> **GIVEN INSTRUCTION**:
Copy every line in the records below that contains the word "sourceGUID".

> **SUPPLIED DATA**:

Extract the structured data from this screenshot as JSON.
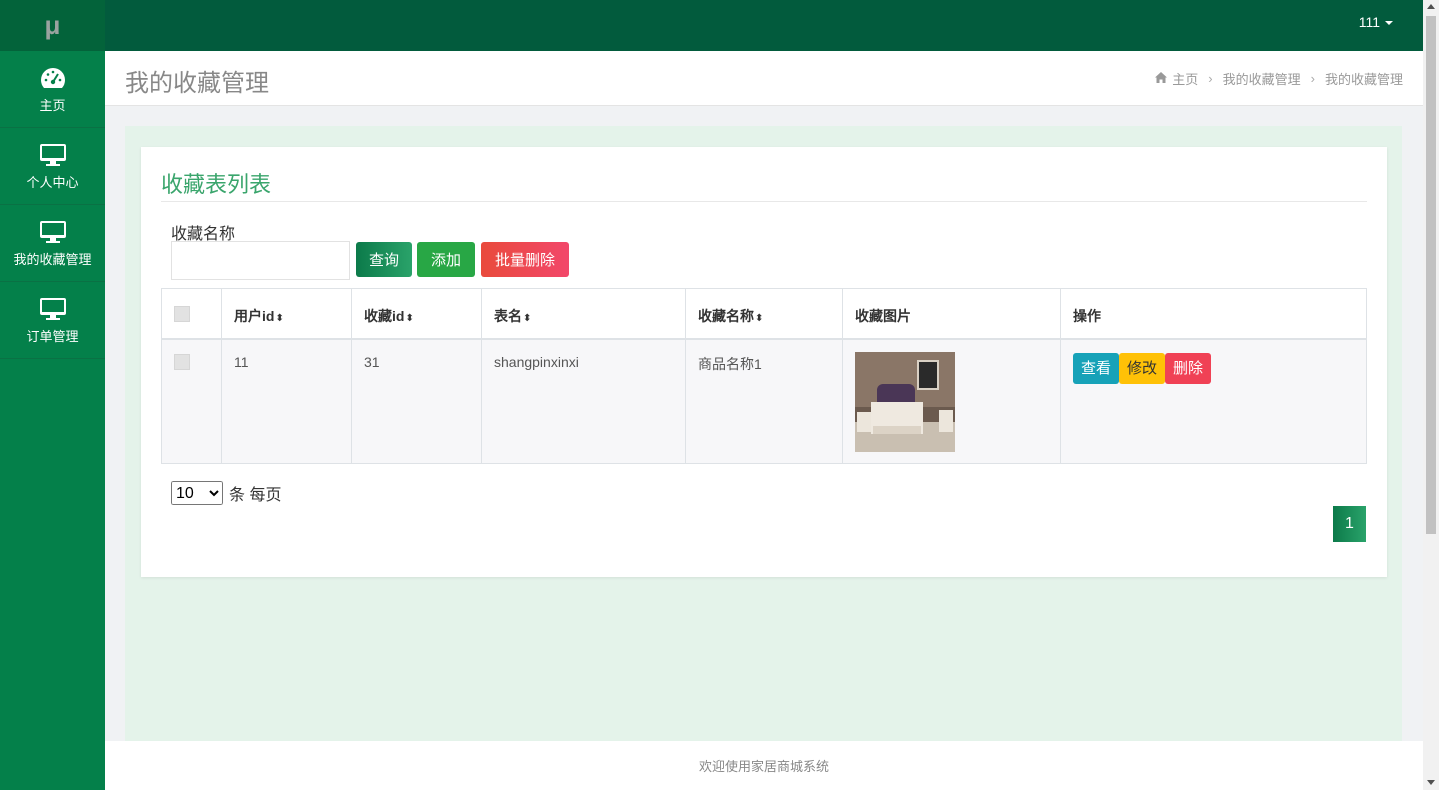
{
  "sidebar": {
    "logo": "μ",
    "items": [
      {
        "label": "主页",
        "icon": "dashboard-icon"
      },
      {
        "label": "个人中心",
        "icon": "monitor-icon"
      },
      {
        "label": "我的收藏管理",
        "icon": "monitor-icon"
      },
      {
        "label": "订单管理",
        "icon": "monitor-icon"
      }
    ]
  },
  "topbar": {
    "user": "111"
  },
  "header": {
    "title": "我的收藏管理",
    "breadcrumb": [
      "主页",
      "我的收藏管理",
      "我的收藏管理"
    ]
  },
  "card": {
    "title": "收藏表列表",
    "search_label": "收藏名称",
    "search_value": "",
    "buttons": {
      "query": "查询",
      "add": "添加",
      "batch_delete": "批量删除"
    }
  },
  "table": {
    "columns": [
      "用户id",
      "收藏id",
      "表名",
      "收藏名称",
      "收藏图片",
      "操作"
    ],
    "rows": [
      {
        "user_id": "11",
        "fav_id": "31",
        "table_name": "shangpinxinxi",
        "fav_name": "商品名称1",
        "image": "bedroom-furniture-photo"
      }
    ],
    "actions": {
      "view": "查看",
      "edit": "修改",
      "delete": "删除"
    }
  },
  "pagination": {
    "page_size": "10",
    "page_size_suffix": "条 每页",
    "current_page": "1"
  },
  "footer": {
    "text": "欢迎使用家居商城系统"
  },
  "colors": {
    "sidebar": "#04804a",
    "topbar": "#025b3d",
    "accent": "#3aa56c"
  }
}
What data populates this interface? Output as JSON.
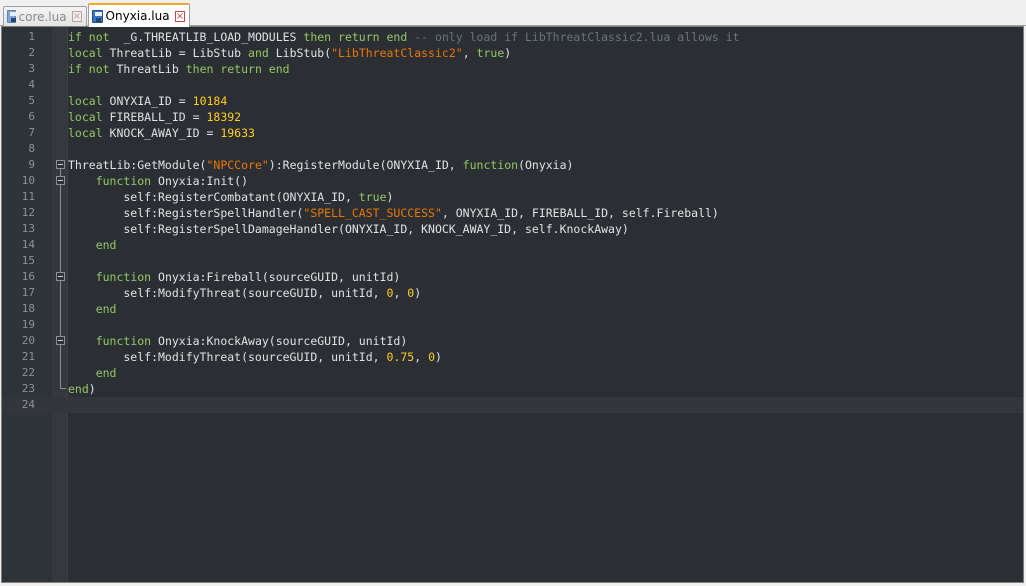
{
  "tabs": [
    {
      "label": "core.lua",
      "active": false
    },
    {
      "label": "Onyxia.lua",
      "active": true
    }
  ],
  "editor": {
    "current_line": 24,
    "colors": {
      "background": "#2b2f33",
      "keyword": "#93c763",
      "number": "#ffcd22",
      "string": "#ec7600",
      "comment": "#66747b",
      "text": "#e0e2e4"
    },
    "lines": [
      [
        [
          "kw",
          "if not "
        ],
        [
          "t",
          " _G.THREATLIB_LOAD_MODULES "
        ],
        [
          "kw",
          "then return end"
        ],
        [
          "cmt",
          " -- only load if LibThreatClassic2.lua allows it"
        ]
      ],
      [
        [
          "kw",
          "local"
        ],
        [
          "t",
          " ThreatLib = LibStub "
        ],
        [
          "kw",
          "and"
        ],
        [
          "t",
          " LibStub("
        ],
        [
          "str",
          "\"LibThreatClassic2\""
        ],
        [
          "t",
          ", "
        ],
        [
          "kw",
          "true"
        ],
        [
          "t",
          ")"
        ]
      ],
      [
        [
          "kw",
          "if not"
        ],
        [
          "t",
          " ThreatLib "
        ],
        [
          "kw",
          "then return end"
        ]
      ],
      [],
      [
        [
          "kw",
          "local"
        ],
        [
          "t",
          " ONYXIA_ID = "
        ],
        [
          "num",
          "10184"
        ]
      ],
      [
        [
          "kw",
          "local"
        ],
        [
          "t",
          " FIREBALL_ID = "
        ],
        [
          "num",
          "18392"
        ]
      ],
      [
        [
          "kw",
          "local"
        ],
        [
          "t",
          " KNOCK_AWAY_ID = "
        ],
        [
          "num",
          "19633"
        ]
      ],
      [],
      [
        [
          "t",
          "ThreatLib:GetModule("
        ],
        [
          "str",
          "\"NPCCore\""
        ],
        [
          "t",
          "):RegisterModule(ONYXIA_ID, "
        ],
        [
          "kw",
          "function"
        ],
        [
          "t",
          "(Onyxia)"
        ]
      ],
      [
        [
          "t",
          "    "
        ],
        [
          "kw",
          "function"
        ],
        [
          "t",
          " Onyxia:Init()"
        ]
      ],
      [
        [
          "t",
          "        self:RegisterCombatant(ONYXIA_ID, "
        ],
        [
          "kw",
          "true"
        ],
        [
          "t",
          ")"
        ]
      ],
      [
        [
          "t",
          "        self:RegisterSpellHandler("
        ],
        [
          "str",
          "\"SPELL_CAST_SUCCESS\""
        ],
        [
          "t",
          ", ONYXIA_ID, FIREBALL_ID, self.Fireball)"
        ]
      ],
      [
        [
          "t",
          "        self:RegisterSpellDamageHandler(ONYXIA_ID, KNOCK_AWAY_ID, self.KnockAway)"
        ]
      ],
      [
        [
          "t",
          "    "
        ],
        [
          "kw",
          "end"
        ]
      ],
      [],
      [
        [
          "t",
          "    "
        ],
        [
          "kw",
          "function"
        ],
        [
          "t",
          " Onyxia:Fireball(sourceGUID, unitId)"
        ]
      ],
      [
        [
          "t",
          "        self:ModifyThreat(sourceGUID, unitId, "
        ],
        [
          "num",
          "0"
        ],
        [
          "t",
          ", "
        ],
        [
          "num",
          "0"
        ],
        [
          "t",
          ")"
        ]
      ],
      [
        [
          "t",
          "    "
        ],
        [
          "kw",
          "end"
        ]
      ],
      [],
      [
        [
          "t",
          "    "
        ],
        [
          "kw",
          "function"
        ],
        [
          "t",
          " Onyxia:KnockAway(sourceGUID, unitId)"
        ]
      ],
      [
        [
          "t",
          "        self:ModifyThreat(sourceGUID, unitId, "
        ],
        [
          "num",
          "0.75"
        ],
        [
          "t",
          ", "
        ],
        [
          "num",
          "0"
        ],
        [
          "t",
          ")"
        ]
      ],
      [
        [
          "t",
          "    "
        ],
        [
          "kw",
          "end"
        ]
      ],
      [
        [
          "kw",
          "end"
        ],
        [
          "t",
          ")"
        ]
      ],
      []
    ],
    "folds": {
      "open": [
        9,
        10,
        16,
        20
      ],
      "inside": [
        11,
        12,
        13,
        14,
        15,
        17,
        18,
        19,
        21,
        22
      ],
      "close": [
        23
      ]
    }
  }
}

> **PROBLEM SOLUTION**:
          " Onyxia:Fireball(sourceGUID, unitId)"
          "        self:ModifyThreat(sourceGUID, unitId, "
          " Onyxia:KnockAway(sourceGUID, unitId)"
          "        self:ModifyThreat(sourceGUID, unitId, "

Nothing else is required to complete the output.